» The request:
Could you repeat the records below exactly, leaving out any pictures?

» Stored records:
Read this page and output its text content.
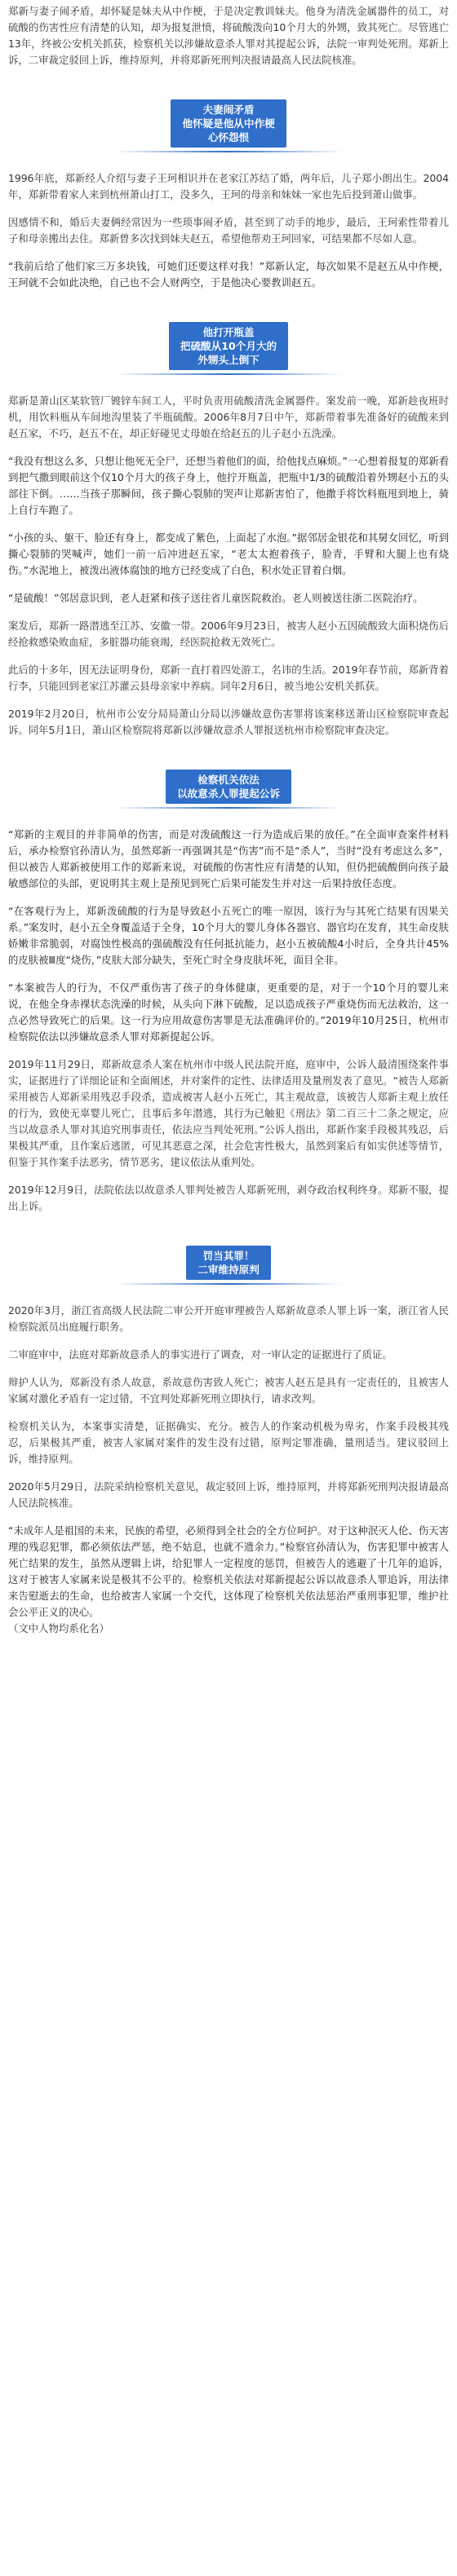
郑新与妻子闹矛盾，却怀疑是妹夫从中作梗，于是决定教训妹夫。他身为清洗金属器件的员工，对硫酸的伤害性应有清楚的认知，却为报复泄愤，将硫酸泼向10个月大的外甥，致其死亡。尽管逃亡13年，终被公安机关抓获，检察机关以涉嫌故意杀人罪对其提起公诉，法院一审判处死刑。郑新上诉，二审裁定驳回上诉，维持原判，并将郑新死刑判决报请最高人民法院核准。

夫妻闹矛盾
他怀疑是他从中作梗
心怀怨恨

1996年底，郑新经人介绍与妻子王珂相识并在老家江苏结了婚，两年后，儿子郑小朗出生。2004年，郑新带着家人来到杭州萧山打工，没多久，王珂的母亲和妹妹一家也先后投到萧山做事。

因感情不和，婚后夫妻俩经常因为一些琐事闹矛盾，甚至到了动手的地步，最后，王珂索性带着儿子和母亲搬出去住。郑新曾多次找到妹夫赵五，希望他帮劝王珂回家，可结果都不尽如人意。

“我前后给了他们家三万多块钱，可她们还要这样对我！”郑新认定，每次如果不是赵五从中作梗，王珂就不会如此决绝，自己也不会人财两空，于是他决心要教训赵五。

他打开瓶盖
把硫酸从10个月大的
外甥头上倒下

郑新是萧山区某软管厂镀锌车间工人，平时负责用硫酸清洗金属器件。案发前一晚，郑新趁夜班时机，用饮料瓶从车间地沟里装了半瓶硫酸。2006年8月7日中午，郑新带着事先准备好的硫酸来到赵五家，不巧，赵五不在，却正好碰见丈母娘在给赵五的儿子赵小五洗澡。

“我没有想这么多，只想让他死无全尸，还想当着他们的面，给他找点麻烦。”一心想着报复的郑新看到把气撒到眼前这个仅10个月大的孩子身上，他拧开瓶盖，把瓶中1/3的硫酸沿着外甥赵小五的头部往下倒。……当孩子那瞬间，孩子撕心裂肺的哭声让郑新害怕了，他撒手将饮料瓶甩到地上，骑上自行车跑了。

“小孩的头、躯干、脸还有身上，都变成了紫色，上面起了水泡。”据邻居金银花和其舅女回忆，听到撕心裂肺的哭喊声，她们一前一后冲进赵五家，“老太太抱着孩子，脸青，手臂和大腿上也有烧伤。”水泥地上，被泼出液体腐蚀的地方已经变成了白色，积水处正冒着白烟。

“是硫酸！”邻居意识到，老人赶紧和孩子送往省儿童医院救治。老人则被送往浙二医院治疗。

案发后，郑新一路潜逃至江苏、安徽一带。2006年9月23日，被害人赵小五因硫酸致大面积烧伤后经抢救感染败血症，多脏器功能衰竭，经医院抢救无效死亡。

此后的十多年，因无法证明身份，郑新一直打着四处游工，名讳的生活。2019年春节前，郑新背着行李，只能回到老家江苏灌云县母亲家中养病。同年2月6日，被当地公安机关抓获。

2019年2月20日，杭州市公安分局局萧山分局以涉嫌故意伤害罪将该案移送萧山区检察院审查起诉。同年5月1日，萧山区检察院将郑新以涉嫌故意杀人罪报送杭州市检察院审查决定。

检察机关依法
以故意杀人罪提起公诉

“郑新的主观目的并非简单的伤害，而是对泼硫酸这一行为造成后果的放任。”在全面审查案件材料后，承办检察官孙清认为，虽然郑新一再强调其是“伤害”而不是“杀人”，当时“没有考虑这么多”，但以被告人郑新被使用工作的郑新来说，对硫酸的伤害性应有清楚的认知，但仍把硫酸倒向孩子最敏感部位的头部，更说明其主观上是预见到死亡后果可能发生并对这一后果持放任态度。

“在客观行为上，郑新泼硫酸的行为是导致赵小五死亡的唯一原因，该行为与其死亡结果有因果关系。”案发时，赵小五全身覆盖适于全身，10个月大的婴儿身体各器官、器官均在发育，其生命皮肤娇嫩非常脆弱，对腐蚀性极高的强硫酸没有任何抵抗能力，赵小五被硫酸4小时后，全身共计45%的皮肤被Ⅲ度“烧伤，”皮肤大部分缺失，至死亡时全身皮肤坏死，面目全非。

“本案被告人的行为，不仅严重伤害了孩子的身体健康，更重要的是，对于一个10个月的婴儿来说，在他全身赤裸状态洗澡的时候，从头向下淋下硫酸，足以造成孩子严重烧伤而无法救治，这一点必然导致死亡的后果。这一行为应用故意伤害罪是无法准确评价的。”2019年10月25日，杭州市检察院依法以涉嫌故意杀人罪对郑新提起公诉。

2019年11月29日，郑新故意杀人案在杭州市中级人民法院开庭，庭审中，公诉人最清围绕案件事实，证据进行了详细论证和全面阐述，并对案件的定性、法律适用及量刑发表了意见。“被告人郑新采用被告人郑新采用残忍手段杀，造成被害人赵小五死亡，其主观故意，该被告人郑新主观上放任的行为，致使无辜婴儿死亡，且事后多年潜逃，其行为已触犯《刑法》第二百三十二条之规定，应当以故意杀人罪对其追究刑事责任，依法应当判处死刑。”公诉人指出，郑新作案手段极其残忍，后果极其严重，且作案后逃匿，可见其恶意之深，社会危害性极大，虽然到案后有如实供述等情节，但鉴于其作案手法恶劣，情节恶劣，建议依法从重判处。

2019年12月9日，法院依法以故意杀人罪判处被告人郑新死刑，剥夺政治权利终身。郑新不服，提出上诉。

罚当其罪！
二审维持原判

2020年3月，浙江省高级人民法院二审公开开庭审理被告人郑新故意杀人罪上诉一案，浙江省人民检察院派员出庭履行职务。

二审庭审中，法庭对郑新故意杀人的事实进行了调查，对一审认定的证据进行了质证。

辩护人认为，郑新没有杀人故意，系故意伤害致人死亡；被害人赵五是具有一定责任的，且被害人家属对激化矛盾有一定过错，不宜判处郑新死刑立即执行，请求改判。

检察机关认为，本案事实清楚，证据确实、充分。被告人的作案动机极为卑劣，作案手段极其残忍，后果极其严重，被害人家属对案件的发生没有过错，原判定罪准确，量刑适当。建议驳回上诉，维持原判。

2020年5月29日，法院采纳检察机关意见，裁定驳回上诉，维持原判，并将郑新死刑判决报请最高人民法院核准。

“未成年人是祖国的未来，民族的希望，必须得到全社会的全方位呵护。对于这种泯灭人伦、伤天害理的残忍犯罪，都必须依法严惩，绝不姑息，也就不遗余力。”检察官孙清认为，伤害犯罪中被害人死亡结果的发生，虽然从逻辑上讲，给犯罪人一定程度的惩罚，但被告人的逃避了十几年的追诉，这对于被害人家属来说是极其不公平的。检察机关依法对郑新提起公诉以故意杀人罪追诉，用法律来告慰逝去的生命，也给被害人家属一个交代，这体现了检察机关依法惩治严重刑事犯罪，维护社会公平正义的决心。

（文中人物均系化名）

» Complete output:
Read this page and output its text content.
郑新与妻子闹矛盾，却怀疑是妹夫从中作梗，于是决定教训妹夫。他身为清洗金属器件的员工，对硫酸的伤害性应有清楚的认知，却为报复泄愤，将硫酸泼向10个月大的外甥，致其死亡。尽管逃亡13年，终被公安机关抓获，检察机关以涉嫌故意杀人罪对其提起公诉，法院一审判处死刑。郑新上诉，二审裁定驳回上诉，维持原判，并将郑新死刑判决报请最高人民法院核准。

夫妻闹矛盾
他怀疑是他从中作梗
心怀怨恨

1996年底，郑新经人介绍与妻子王珂相识并在老家江苏结了婚，两年后，儿子郑小朗出生。2004年，郑新带着家人来到杭州萧山打工，没多久，王珂的母亲和妹妹一家也先后投到萧山做事。

因感情不和，婚后夫妻俩经常因为一些琐事闹矛盾，甚至到了动手的地步，最后，王珂索性带着儿子和母亲搬出去住。郑新曾多次找到妹夫赵五，希望他帮劝王珂回家，可结果都不尽如人意。

“我前后给了他们家三万多块钱，可她们还要这样对我！”郑新认定，每次如果不是赵五从中作梗，王珂就不会如此决绝，自己也不会人财两空，于是他决心要教训赵五。

他打开瓶盖
把硫酸从10个月大的
外甥头上倒下

郑新是萧山区某软管厂镀锌车间工人，平时负责用硫酸清洗金属器件。案发前一晚，郑新趁夜班时机，用饮料瓶从车间地沟里装了半瓶硫酸。2006年8月7日中午，郑新带着事先准备好的硫酸来到赵五家，不巧，赵五不在，却正好碰见丈母娘在给赵五的儿子赵小五洗澡。

“我没有想这么多，只想让他死无全尸，还想当着他们的面，给他找点麻烦。”一心想着报复的郑新看到把气撒到眼前这个仅10个月大的孩子身上，他拧开瓶盖，把瓶中1/3的硫酸沿着外甥赵小五的头部往下倒。……当孩子那瞬间，孩子撕心裂肺的哭声让郑新害怕了，他撒手将饮料瓶甩到地上，骑上自行车跑了。

“小孩的头、躯干、脸还有身上，都变成了紫色，上面起了水泡。”据邻居金银花和其舅女回忆，听到撕心裂肺的哭喊声，她们一前一后冲进赵五家，“老太太抱着孩子，脸青，手臂和大腿上也有烧伤。”水泥地上，被泼出液体腐蚀的地方已经变成了白色，积水处正冒着白烟。

“是硫酸！”邻居意识到，老人赶紧和孩子送往省儿童医院救治。老人则被送往浙二医院治疗。

案发后，郑新一路潜逃至江苏、安徽一带。2006年9月23日，被害人赵小五因硫酸致大面积烧伤后经抢救感染败血症，多脏器功能衰竭，经医院抢救无效死亡。

此后的十多年，因无法证明身份，郑新一直打着四处游工，名讳的生活。2019年春节前，郑新背着行李，只能回到老家江苏灌云县母亲家中养病。同年2月6日，被当地公安机关抓获。

2019年2月20日，杭州市公安分局局萧山分局以涉嫌故意伤害罪将该案移送萧山区检察院审查起诉。同年5月1日，萧山区检察院将郑新以涉嫌故意杀人罪报送杭州市检察院审查决定。

检察机关依法
以故意杀人罪提起公诉

“郑新的主观目的并非简单的伤害，而是对泼硫酸这一行为造成后果的放任。”在全面审查案件材料后，承办检察官孙清认为，虽然郑新一再强调其是“伤害”而不是“杀人”，当时“没有考虑这么多”，但以被告人郑新被使用工作的郑新来说，对硫酸的伤害性应有清楚的认知，但仍把硫酸倒向孩子最敏感部位的头部，更说明其主观上是预见到死亡后果可能发生并对这一后果持放任态度。

“在客观行为上，郑新泼硫酸的行为是导致赵小五死亡的唯一原因，该行为与其死亡结果有因果关系。”案发时，赵小五全身覆盖适于全身，10个月大的婴儿身体各器官、器官均在发育，其生命皮肤娇嫩非常脆弱，对腐蚀性极高的强硫酸没有任何抵抗能力，赵小五被硫酸4小时后，全身共计45%的皮肤被Ⅲ度“烧伤，”皮肤大部分缺失，至死亡时全身皮肤坏死，面目全非。

“本案被告人的行为，不仅严重伤害了孩子的身体健康，更重要的是，对于一个10个月的婴儿来说，在他全身赤裸状态洗澡的时候，从头向下淋下硫酸，足以造成孩子严重烧伤而无法救治，这一点必然导致死亡的后果。这一行为应用故意伤害罪是无法准确评价的。”2019年10月25日，杭州市检察院依法以涉嫌故意杀人罪对郑新提起公诉。

2019年11月29日，郑新故意杀人案在杭州市中级人民法院开庭，庭审中，公诉人最清围绕案件事实，证据进行了详细论证和全面阐述，并对案件的定性、法律适用及量刑发表了意见。“被告人郑新采用被告人郑新采用残忍手段杀，造成被害人赵小五死亡，其主观故意，该被告人郑新主观上放任的行为，致使无辜婴儿死亡，且事后多年潜逃，其行为已触犯《刑法》第二百三十二条之规定，应当以故意杀人罪对其追究刑事责任，依法应当判处死刑。”公诉人指出，郑新作案手段极其残忍，后果极其严重，且作案后逃匿，可见其恶意之深，社会危害性极大，虽然到案后有如实供述等情节，但鉴于其作案手法恶劣，情节恶劣，建议依法从重判处。

2019年12月9日，法院依法以故意杀人罪判处被告人郑新死刑，剥夺政治权利终身。郑新不服，提出上诉。

罚当其罪！
二审维持原判

2020年3月，浙江省高级人民法院二审公开开庭审理被告人郑新故意杀人罪上诉一案，浙江省人民检察院派员出庭履行职务。

二审庭审中，法庭对郑新故意杀人的事实进行了调查，对一审认定的证据进行了质证。

辩护人认为，郑新没有杀人故意，系故意伤害致人死亡；被害人赵五是具有一定责任的，且被害人家属对激化矛盾有一定过错，不宜判处郑新死刑立即执行，请求改判。

检察机关认为，本案事实清楚，证据确实、充分。被告人的作案动机极为卑劣，作案手段极其残忍，后果极其严重，被害人家属对案件的发生没有过错，原判定罪准确，量刑适当。建议驳回上诉，维持原判。

2020年5月29日，法院采纳检察机关意见，裁定驳回上诉，维持原判，并将郑新死刑判决报请最高人民法院核准。

“未成年人是祖国的未来，民族的希望，必须得到全社会的全方位呵护。对于这种泯灭人伦、伤天害理的残忍犯罪，都必须依法严惩，绝不姑息，也就不遗余力。”检察官孙清认为，伤害犯罪中被害人死亡结果的发生，虽然从逻辑上讲，给犯罪人一定程度的惩罚，但被告人的逃避了十几年的追诉，这对于被害人家属来说是极其不公平的。检察机关依法对郑新提起公诉以故意杀人罪追诉，用法律来告慰逝去的生命，也给被害人家属一个交代，这体现了检察机关依法惩治严重刑事犯罪，维护社会公平正义的决心。

（文中人物均系化名）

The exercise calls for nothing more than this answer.